- Problem requirements -
Reproduce the material word for word; the images stay out.

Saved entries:

::::::::::

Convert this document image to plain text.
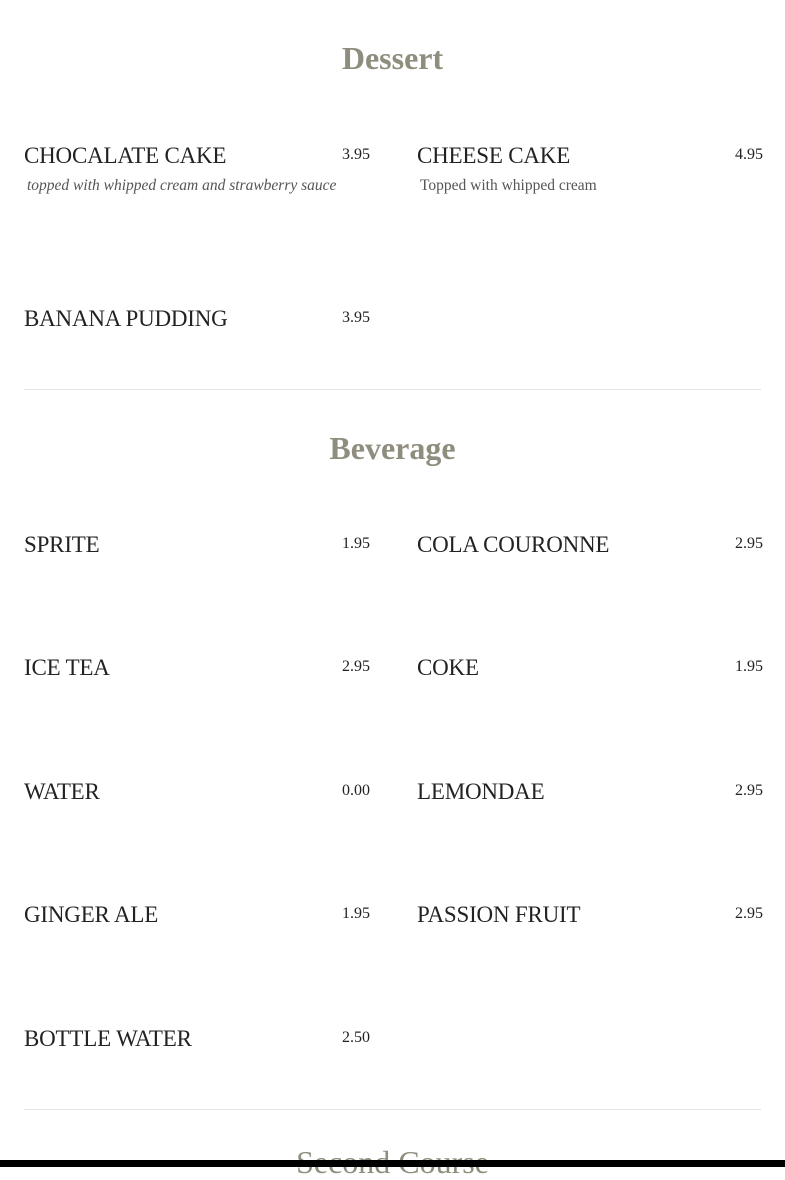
Dessert
CHOCALATE CAKE	3.95
topped with whipped cream and strawberry sauce
CHEESE CAKE	4.95
Topped with whipped cream
BANANA PUDDING	3.95
Beverage
SPRITE	1.95 COLA COURONNE	2.95
ICE TEA	2.95 COKE	1.95
WATER	0.00 LEMONDAE	2.95
GINGER ALE	1.95 PASSION FRUIT	2.95
BOTTLE WATER	2.50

::::::::::

- Completed exercise -
Convert this document image to plain text.
Dessert
CHOCALATE CAKE	3.95
topped with whipped cream and strawberry sauce
CHEESE CAKE	4.95
Topped with whipped cream
BANANA PUDDING	3.95
Beverage
SPRITE	1.95 COLA COURONNE	2.95
ICE TEA	2.95 COKE	1.95
WATER	0.00 LEMONDAE	2.95
GINGER ALE	1.95 PASSION FRUIT	2.95
BOTTLE WATER	2.50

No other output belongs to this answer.